DIRECTIONS:
Tally every line of the material that includes "x₁x₂", then give the tally and nothing else.

Extracted records:
____________
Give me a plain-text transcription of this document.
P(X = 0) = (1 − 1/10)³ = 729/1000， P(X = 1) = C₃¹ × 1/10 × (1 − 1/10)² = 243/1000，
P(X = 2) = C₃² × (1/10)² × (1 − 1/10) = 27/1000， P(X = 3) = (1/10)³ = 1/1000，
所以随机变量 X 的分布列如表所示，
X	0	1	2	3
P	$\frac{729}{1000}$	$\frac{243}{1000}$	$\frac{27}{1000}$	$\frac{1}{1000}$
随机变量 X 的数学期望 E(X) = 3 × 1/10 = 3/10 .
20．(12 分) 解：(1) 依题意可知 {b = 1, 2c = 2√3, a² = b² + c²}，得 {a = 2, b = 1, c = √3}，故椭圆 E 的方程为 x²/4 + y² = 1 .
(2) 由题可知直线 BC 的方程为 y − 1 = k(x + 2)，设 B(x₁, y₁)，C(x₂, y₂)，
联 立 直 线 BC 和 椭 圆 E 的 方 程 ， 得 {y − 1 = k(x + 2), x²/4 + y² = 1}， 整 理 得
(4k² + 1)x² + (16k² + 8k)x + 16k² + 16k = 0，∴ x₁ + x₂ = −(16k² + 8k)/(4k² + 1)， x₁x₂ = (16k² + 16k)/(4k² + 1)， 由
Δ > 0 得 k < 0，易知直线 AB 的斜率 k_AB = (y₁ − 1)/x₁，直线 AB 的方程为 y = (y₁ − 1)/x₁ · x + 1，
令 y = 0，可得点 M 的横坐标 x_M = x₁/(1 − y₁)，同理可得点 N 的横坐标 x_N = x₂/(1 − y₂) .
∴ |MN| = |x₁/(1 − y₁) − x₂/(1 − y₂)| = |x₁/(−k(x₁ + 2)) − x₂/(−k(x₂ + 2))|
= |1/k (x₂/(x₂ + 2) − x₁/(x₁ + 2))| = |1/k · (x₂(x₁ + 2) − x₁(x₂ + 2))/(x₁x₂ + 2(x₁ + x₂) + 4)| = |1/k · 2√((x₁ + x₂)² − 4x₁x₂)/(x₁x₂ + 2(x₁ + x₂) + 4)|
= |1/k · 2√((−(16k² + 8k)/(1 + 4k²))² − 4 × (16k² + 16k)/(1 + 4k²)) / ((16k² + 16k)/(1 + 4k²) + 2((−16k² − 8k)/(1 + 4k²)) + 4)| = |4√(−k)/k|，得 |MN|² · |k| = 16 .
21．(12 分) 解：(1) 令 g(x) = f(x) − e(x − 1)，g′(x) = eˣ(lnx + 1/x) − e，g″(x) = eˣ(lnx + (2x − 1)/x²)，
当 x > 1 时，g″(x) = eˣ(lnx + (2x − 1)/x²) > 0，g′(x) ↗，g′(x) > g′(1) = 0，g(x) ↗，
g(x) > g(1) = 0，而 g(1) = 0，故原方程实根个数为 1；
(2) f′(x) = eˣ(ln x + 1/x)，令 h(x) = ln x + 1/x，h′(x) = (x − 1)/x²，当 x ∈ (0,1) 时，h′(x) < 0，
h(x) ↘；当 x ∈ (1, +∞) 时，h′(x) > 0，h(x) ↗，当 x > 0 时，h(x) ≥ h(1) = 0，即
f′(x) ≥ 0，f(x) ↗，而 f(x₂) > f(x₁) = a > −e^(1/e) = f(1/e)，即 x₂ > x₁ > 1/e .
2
____________
ANSWER TO THE PROBLEM:
2